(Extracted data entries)
[start]
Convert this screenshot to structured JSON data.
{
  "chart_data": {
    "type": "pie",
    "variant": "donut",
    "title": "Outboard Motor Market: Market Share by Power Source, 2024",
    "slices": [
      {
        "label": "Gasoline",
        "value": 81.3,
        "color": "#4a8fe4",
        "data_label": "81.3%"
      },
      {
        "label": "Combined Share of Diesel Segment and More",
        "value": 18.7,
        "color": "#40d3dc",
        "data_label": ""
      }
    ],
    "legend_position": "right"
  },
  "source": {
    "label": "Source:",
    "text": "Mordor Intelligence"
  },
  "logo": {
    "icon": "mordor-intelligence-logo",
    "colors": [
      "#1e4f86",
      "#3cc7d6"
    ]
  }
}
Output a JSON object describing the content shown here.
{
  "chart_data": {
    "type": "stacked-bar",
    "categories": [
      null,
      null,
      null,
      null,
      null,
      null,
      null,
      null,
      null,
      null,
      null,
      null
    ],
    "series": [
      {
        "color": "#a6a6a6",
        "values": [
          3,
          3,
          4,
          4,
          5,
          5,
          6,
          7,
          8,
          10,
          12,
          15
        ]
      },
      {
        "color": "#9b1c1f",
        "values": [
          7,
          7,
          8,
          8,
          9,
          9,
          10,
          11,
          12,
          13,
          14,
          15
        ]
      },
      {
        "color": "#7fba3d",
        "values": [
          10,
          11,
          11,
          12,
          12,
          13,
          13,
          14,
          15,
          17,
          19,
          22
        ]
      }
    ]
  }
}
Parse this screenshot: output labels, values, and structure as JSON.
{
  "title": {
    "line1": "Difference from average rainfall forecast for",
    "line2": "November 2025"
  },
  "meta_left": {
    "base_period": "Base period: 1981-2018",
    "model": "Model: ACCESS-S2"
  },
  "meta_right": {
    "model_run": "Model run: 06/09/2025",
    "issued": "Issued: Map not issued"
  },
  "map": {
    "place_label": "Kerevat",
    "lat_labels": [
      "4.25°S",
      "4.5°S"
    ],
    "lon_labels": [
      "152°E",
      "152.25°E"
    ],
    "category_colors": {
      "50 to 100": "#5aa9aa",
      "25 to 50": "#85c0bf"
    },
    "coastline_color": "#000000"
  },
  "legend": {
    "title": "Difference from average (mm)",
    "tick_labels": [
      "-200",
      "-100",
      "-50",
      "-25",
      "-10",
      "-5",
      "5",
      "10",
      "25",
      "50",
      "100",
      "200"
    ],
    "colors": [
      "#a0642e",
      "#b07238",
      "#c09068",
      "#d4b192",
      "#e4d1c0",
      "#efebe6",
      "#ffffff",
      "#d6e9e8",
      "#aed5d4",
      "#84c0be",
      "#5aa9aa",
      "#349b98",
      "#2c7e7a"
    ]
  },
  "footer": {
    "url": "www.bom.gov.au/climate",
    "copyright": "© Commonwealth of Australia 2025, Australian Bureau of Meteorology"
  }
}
[end]
What is being asked ->
Using the listing above, reproduce each line without omission.

The reply ->
Convert this screenshot to structured JSON data.
{
  "chart_data": {
    "type": "pie",
    "variant": "donut",
    "title": "Outboard Motor Market: Market Share by Power Source, 2024",
    "slices": [
      {
        "label": "Gasoline",
        "value": 81.3,
        "color": "#4a8fe4",
        "data_label": "81.3%"
      },
      {
        "label": "Combined Share of Diesel Segment and More",
        "value": 18.7,
        "color": "#40d3dc",
        "data_label": ""
      }
    ],
    "legend_position": "right"
  },
  "source": {
    "label": "Source:",
    "text": "Mordor Intelligence"
  },
  "logo": {
    "icon": "mordor-intelligence-logo",
    "colors": [
      "#1e4f86",
      "#3cc7d6"
    ]
  }
}
Output a JSON object describing the content shown here.
{
  "chart_data": {
    "type": "stacked-bar",
    "categories": [
      null,
      null,
      null,
      null,
      null,
      null,
      null,
      null,
      null,
      null,
      null,
      null
    ],
    "series": [
      {
        "color": "#a6a6a6",
        "values": [
          3,
          3,
          4,
          4,
          5,
          5,
          6,
          7,
          8,
          10,
          12,
          15
        ]
      },
      {
        "color": "#9b1c1f",
        "values": [
          7,
          7,
          8,
          8,
          9,
          9,
          10,
          11,
          12,
          13,
          14,
          15
        ]
      },
      {
        "color": "#7fba3d",
        "values": [
          10,
          11,
          11,
          12,
          12,
          13,
          13,
          14,
          15,
          17,
          19,
          22
        ]
      }
    ]
  }
}
Parse this screenshot: output labels, values, and structure as JSON.
{
  "title": {
    "line1": "Difference from average rainfall forecast for",
    "line2": "November 2025"
  },
  "meta_left": {
    "base_period": "Base period: 1981-2018",
    "model": "Model: ACCESS-S2"
  },
  "meta_right": {
    "model_run": "Model run: 06/09/2025",
    "issued": "Issued: Map not issued"
  },
  "map": {
    "place_label": "Kerevat",
    "lat_labels": [
      "4.25°S",
      "4.5°S"
    ],
    "lon_labels": [
      "152°E",
      "152.25°E"
    ],
    "category_colors": {
      "50 to 100": "#5aa9aa",
      "25 to 50": "#85c0bf"
    },
    "coastline_color": "#000000"
  },
  "legend": {
    "title": "Difference from average (mm)",
    "tick_labels": [
      "-200",
      "-100",
      "-50",
      "-25",
      "-10",
      "-5",
      "5",
      "10",
      "25",
      "50",
      "100",
      "200"
    ],
    "colors": [
      "#a0642e",
      "#b07238",
      "#c09068",
      "#d4b192",
      "#e4d1c0",
      "#efebe6",
      "#ffffff",
      "#d6e9e8",
      "#aed5d4",
      "#84c0be",
      "#5aa9aa",
      "#349b98",
      "#2c7e7a"
    ]
  },
  "footer": {
    "url": "www.bom.gov.au/climate",
    "copyright": "© Commonwealth of Australia 2025, Australian Bureau of Meteorology"
  }
}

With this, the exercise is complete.